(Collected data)
-*-*-

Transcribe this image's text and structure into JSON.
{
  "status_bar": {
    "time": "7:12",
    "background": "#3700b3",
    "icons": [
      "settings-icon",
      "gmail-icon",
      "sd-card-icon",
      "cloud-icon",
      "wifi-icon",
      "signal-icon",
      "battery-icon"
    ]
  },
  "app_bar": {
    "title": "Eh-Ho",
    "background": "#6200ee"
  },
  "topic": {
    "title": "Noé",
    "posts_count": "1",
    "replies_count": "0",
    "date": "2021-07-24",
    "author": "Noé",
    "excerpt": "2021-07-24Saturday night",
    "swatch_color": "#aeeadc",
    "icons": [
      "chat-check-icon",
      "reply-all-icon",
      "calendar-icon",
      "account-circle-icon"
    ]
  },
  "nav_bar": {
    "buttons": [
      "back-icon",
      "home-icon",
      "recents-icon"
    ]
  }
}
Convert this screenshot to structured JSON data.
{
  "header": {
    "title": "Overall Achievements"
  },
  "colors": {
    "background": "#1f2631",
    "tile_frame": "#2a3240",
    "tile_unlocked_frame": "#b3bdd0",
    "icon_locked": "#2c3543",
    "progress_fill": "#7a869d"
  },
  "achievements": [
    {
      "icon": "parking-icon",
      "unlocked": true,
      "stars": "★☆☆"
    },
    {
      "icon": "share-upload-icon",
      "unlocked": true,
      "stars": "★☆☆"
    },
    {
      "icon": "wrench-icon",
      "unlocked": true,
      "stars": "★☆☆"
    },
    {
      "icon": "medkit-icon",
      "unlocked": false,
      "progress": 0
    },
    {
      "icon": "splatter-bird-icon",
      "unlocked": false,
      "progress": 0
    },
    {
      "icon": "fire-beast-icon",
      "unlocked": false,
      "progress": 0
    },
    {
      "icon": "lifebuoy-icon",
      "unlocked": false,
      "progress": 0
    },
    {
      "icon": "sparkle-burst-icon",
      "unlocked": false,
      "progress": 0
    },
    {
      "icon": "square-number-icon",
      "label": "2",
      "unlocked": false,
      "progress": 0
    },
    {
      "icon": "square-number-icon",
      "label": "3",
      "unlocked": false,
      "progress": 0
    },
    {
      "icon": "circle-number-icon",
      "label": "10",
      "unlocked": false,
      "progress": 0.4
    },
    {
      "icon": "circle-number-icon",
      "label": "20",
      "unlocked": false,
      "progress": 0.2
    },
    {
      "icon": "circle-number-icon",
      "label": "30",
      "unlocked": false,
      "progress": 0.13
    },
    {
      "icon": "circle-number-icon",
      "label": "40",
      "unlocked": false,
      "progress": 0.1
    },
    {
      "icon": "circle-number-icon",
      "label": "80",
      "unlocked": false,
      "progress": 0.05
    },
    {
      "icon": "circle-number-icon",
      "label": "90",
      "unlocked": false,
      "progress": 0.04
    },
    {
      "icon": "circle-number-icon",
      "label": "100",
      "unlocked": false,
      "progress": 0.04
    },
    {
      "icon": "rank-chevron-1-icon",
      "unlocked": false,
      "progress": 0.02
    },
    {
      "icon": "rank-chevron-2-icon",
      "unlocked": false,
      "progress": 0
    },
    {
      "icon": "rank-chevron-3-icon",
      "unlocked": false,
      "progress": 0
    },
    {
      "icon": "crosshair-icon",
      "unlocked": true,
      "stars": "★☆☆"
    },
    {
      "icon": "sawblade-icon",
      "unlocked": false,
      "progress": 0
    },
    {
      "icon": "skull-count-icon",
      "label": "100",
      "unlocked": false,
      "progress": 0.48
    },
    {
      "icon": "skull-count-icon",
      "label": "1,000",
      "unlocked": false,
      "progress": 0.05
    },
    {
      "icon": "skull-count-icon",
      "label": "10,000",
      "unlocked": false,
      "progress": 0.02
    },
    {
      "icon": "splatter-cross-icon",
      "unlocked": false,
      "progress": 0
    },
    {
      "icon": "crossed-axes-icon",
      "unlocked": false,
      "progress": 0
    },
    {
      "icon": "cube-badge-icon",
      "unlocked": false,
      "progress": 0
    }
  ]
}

-*-*-

Transcribe all the entries, keeping each one exactly as it is.

* [Written solution]:
Transcribe this image's text and structure into JSON.
{
  "status_bar": {
    "time": "7:12",
    "background": "#3700b3",
    "icons": [
      "settings-icon",
      "gmail-icon",
      "sd-card-icon",
      "cloud-icon",
      "wifi-icon",
      "signal-icon",
      "battery-icon"
    ]
  },
  "app_bar": {
    "title": "Eh-Ho",
    "background": "#6200ee"
  },
  "topic": {
    "title": "Noé",
    "posts_count": "1",
    "replies_count": "0",
    "date": "2021-07-24",
    "author": "Noé",
    "excerpt": "2021-07-24Saturday night",
    "swatch_color": "#aeeadc",
    "icons": [
      "chat-check-icon",
      "reply-all-icon",
      "calendar-icon",
      "account-circle-icon"
    ]
  },
  "nav_bar": {
    "buttons": [
      "back-icon",
      "home-icon",
      "recents-icon"
    ]
  }
}
Convert this screenshot to structured JSON data.
{
  "header": {
    "title": "Overall Achievements"
  },
  "colors": {
    "background": "#1f2631",
    "tile_frame": "#2a3240",
    "tile_unlocked_frame": "#b3bdd0",
    "icon_locked": "#2c3543",
    "progress_fill": "#7a869d"
  },
  "achievements": [
    {
      "icon": "parking-icon",
      "unlocked": true,
      "stars": "★☆☆"
    },
    {
      "icon": "share-upload-icon",
      "unlocked": true,
      "stars": "★☆☆"
    },
    {
      "icon": "wrench-icon",
      "unlocked": true,
      "stars": "★☆☆"
    },
    {
      "icon": "medkit-icon",
      "unlocked": false,
      "progress": 0
    },
    {
      "icon": "splatter-bird-icon",
      "unlocked": false,
      "progress": 0
    },
    {
      "icon": "fire-beast-icon",
      "unlocked": false,
      "progress": 0
    },
    {
      "icon": "lifebuoy-icon",
      "unlocked": false,
      "progress": 0
    },
    {
      "icon": "sparkle-burst-icon",
      "unlocked": false,
      "progress": 0
    },
    {
      "icon": "square-number-icon",
      "label": "2",
      "unlocked": false,
      "progress": 0
    },
    {
      "icon": "square-number-icon",
      "label": "3",
      "unlocked": false,
      "progress": 0
    },
    {
      "icon": "circle-number-icon",
      "label": "10",
      "unlocked": false,
      "progress": 0.4
    },
    {
      "icon": "circle-number-icon",
      "label": "20",
      "unlocked": false,
      "progress": 0.2
    },
    {
      "icon": "circle-number-icon",
      "label": "30",
      "unlocked": false,
      "progress": 0.13
    },
    {
      "icon": "circle-number-icon",
      "label": "40",
      "unlocked": false,
      "progress": 0.1
    },
    {
      "icon": "circle-number-icon",
      "label": "80",
      "unlocked": false,
      "progress": 0.05
    },
    {
      "icon": "circle-number-icon",
      "label": "90",
      "unlocked": false,
      "progress": 0.04
    },
    {
      "icon": "circle-number-icon",
      "label": "100",
      "unlocked": false,
      "progress": 0.04
    },
    {
      "icon": "rank-chevron-1-icon",
      "unlocked": false,
      "progress": 0.02
    },
    {
      "icon": "rank-chevron-2-icon",
      "unlocked": false,
      "progress": 0
    },
    {
      "icon": "rank-chevron-3-icon",
      "unlocked": false,
      "progress": 0
    },
    {
      "icon": "crosshair-icon",
      "unlocked": true,
      "stars": "★☆☆"
    },
    {
      "icon": "sawblade-icon",
      "unlocked": false,
      "progress": 0
    },
    {
      "icon": "skull-count-icon",
      "label": "100",
      "unlocked": false,
      "progress": 0.48
    },
    {
      "icon": "skull-count-icon",
      "label": "1,000",
      "unlocked": false,
      "progress": 0.05
    },
    {
      "icon": "skull-count-icon",
      "label": "10,000",
      "unlocked": false,
      "progress": 0.02
    },
    {
      "icon": "splatter-cross-icon",
      "unlocked": false,
      "progress": 0
    },
    {
      "icon": "crossed-axes-icon",
      "unlocked": false,
      "progress": 0
    },
    {
      "icon": "cube-badge-icon",
      "unlocked": false,
      "progress": 0
    }
  ]
}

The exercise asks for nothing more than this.